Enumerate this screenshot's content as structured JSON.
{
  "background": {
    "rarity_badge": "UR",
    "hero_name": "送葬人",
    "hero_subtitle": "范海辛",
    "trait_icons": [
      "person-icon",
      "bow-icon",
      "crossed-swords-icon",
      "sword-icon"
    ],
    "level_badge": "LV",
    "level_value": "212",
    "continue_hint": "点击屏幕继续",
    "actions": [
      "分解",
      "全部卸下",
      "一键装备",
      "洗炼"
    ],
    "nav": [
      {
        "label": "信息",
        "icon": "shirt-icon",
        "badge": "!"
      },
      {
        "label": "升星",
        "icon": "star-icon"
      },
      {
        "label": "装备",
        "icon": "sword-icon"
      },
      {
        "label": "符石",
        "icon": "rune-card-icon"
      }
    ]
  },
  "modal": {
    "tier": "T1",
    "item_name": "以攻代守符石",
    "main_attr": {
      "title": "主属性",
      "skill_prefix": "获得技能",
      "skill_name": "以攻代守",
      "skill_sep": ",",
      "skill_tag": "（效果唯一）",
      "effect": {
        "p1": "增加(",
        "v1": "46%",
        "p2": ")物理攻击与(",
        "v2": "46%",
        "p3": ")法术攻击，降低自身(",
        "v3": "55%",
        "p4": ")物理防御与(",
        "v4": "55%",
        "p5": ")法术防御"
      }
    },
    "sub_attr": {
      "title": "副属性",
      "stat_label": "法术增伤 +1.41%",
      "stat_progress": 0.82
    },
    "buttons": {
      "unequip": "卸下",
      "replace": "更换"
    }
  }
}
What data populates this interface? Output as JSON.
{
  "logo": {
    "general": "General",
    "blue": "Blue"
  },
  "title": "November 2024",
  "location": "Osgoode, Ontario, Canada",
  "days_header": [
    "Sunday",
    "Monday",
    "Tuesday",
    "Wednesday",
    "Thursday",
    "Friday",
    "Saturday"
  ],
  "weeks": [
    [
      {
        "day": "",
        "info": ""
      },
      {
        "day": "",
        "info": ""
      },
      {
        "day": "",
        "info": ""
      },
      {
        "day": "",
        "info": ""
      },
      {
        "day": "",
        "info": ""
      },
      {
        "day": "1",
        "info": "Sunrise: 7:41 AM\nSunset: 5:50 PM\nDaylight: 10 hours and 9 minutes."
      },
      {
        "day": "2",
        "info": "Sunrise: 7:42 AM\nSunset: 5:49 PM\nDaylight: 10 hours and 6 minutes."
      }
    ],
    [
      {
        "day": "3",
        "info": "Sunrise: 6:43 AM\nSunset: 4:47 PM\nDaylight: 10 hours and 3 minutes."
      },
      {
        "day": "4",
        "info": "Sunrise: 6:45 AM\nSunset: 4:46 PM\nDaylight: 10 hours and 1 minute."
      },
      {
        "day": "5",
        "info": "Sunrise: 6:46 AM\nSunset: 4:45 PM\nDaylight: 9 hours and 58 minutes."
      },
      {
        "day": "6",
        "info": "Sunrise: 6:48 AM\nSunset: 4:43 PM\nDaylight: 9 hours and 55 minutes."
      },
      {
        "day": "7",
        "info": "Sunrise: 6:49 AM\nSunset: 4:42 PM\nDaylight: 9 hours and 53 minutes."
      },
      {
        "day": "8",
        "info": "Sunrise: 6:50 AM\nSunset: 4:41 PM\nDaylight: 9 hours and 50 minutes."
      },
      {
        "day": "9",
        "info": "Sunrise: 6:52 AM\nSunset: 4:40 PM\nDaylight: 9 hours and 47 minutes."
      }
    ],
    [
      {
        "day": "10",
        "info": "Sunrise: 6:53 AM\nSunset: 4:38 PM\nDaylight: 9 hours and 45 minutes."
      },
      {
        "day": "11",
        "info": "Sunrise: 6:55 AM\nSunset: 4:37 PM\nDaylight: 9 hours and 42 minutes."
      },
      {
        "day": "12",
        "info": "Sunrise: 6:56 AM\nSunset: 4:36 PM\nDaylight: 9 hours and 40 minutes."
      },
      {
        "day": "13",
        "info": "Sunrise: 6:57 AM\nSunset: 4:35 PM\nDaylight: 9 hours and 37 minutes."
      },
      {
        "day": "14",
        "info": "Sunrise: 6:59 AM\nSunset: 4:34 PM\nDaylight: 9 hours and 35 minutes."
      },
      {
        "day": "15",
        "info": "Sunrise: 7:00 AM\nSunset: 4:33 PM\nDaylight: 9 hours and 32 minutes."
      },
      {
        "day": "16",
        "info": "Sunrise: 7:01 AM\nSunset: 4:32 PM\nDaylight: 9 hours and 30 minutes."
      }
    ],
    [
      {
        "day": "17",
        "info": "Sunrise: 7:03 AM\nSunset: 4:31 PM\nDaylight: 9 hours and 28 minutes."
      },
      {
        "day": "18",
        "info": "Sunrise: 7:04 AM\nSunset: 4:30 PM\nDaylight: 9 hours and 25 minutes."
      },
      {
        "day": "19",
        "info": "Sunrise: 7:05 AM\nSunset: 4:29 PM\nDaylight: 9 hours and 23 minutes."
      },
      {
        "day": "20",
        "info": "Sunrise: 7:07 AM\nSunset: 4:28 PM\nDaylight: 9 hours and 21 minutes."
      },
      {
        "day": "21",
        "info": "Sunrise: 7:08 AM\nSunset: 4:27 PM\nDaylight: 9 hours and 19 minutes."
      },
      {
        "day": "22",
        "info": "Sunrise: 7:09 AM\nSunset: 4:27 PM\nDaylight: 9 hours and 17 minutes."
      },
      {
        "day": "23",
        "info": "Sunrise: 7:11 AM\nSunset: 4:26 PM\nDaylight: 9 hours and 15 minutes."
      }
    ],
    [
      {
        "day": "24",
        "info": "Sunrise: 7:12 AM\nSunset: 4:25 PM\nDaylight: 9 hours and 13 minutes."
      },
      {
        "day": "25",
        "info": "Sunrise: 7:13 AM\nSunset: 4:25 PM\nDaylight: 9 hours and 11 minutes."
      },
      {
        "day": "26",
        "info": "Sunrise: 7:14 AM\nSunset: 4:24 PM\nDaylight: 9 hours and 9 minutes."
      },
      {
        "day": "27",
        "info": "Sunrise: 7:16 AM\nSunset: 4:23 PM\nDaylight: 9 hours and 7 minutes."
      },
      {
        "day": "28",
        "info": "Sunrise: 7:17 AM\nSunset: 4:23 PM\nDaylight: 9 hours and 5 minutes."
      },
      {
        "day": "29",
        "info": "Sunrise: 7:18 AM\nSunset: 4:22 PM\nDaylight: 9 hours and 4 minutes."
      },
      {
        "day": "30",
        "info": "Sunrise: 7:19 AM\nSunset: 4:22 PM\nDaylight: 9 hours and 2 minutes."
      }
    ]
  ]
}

....

Task description :: Look through the lines above and collect those with the word "this".

The solution ::
Enumerate this screenshot's content as structured JSON.
What data populates this interface? Output as JSON.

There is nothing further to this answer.